SET TASK. In the data that follows, count each line holding the string "Capitana"; answer with the number only.

EXERCISE MATERIAL.
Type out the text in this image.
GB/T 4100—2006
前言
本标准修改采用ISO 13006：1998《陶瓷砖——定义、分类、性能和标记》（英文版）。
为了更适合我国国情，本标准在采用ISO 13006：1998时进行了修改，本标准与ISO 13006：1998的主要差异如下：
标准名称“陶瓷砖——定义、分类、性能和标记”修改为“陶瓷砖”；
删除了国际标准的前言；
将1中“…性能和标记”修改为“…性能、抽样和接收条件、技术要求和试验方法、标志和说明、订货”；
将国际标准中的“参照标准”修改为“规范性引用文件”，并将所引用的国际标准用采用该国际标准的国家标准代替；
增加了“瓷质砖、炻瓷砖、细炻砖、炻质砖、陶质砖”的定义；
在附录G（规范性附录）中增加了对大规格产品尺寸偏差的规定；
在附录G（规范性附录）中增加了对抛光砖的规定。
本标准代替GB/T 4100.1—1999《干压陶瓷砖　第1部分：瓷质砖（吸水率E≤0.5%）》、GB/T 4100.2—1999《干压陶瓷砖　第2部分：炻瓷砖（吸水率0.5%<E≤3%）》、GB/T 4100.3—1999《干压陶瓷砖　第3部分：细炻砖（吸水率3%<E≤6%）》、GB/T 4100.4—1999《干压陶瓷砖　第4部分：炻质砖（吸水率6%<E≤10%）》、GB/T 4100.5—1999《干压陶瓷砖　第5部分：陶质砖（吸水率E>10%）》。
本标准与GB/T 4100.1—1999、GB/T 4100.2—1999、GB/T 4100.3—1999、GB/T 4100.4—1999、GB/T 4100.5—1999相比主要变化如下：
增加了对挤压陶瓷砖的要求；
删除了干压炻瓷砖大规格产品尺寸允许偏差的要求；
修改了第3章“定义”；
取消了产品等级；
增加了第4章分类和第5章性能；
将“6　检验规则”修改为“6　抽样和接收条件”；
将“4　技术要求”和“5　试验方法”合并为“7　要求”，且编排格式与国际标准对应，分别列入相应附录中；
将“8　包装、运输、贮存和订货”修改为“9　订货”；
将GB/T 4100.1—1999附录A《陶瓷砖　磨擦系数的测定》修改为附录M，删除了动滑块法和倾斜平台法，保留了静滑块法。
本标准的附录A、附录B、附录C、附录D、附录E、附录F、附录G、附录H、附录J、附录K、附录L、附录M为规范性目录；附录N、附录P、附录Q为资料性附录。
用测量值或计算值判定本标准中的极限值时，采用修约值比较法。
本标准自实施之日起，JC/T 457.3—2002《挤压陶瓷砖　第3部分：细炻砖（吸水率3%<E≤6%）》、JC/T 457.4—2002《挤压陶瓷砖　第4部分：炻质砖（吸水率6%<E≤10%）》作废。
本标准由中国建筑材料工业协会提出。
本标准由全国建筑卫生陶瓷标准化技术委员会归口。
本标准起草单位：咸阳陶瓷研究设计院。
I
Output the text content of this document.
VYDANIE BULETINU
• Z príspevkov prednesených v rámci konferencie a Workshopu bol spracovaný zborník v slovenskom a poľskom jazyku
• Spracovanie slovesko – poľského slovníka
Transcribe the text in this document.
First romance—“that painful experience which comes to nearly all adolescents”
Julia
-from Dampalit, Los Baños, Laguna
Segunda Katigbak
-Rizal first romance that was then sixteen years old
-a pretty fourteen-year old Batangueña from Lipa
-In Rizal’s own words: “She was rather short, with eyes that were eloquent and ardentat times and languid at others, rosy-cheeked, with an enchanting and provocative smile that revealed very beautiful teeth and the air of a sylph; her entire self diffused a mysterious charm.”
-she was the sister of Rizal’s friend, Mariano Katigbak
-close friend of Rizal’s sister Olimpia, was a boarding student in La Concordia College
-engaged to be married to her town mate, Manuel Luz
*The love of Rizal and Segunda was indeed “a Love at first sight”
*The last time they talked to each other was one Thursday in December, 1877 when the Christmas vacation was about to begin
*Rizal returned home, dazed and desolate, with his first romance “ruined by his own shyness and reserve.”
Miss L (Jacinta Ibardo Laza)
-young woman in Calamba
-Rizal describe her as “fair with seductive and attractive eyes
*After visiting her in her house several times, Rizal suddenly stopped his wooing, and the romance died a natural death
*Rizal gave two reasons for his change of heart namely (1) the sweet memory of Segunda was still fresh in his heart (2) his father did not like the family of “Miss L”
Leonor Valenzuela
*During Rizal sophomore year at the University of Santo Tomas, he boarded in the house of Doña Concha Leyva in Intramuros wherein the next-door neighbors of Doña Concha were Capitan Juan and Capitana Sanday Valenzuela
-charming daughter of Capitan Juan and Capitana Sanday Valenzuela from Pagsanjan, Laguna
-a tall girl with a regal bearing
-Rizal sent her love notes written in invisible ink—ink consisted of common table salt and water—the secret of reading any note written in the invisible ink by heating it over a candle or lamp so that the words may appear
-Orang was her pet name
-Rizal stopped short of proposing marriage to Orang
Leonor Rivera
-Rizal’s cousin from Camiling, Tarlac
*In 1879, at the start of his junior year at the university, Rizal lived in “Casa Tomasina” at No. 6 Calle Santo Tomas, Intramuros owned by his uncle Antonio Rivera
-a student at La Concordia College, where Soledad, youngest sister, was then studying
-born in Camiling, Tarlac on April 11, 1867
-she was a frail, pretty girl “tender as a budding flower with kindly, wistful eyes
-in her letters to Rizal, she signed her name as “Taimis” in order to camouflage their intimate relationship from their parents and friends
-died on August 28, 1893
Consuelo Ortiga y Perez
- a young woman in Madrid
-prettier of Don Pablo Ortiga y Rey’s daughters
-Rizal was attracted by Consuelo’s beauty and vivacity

REPLY. 2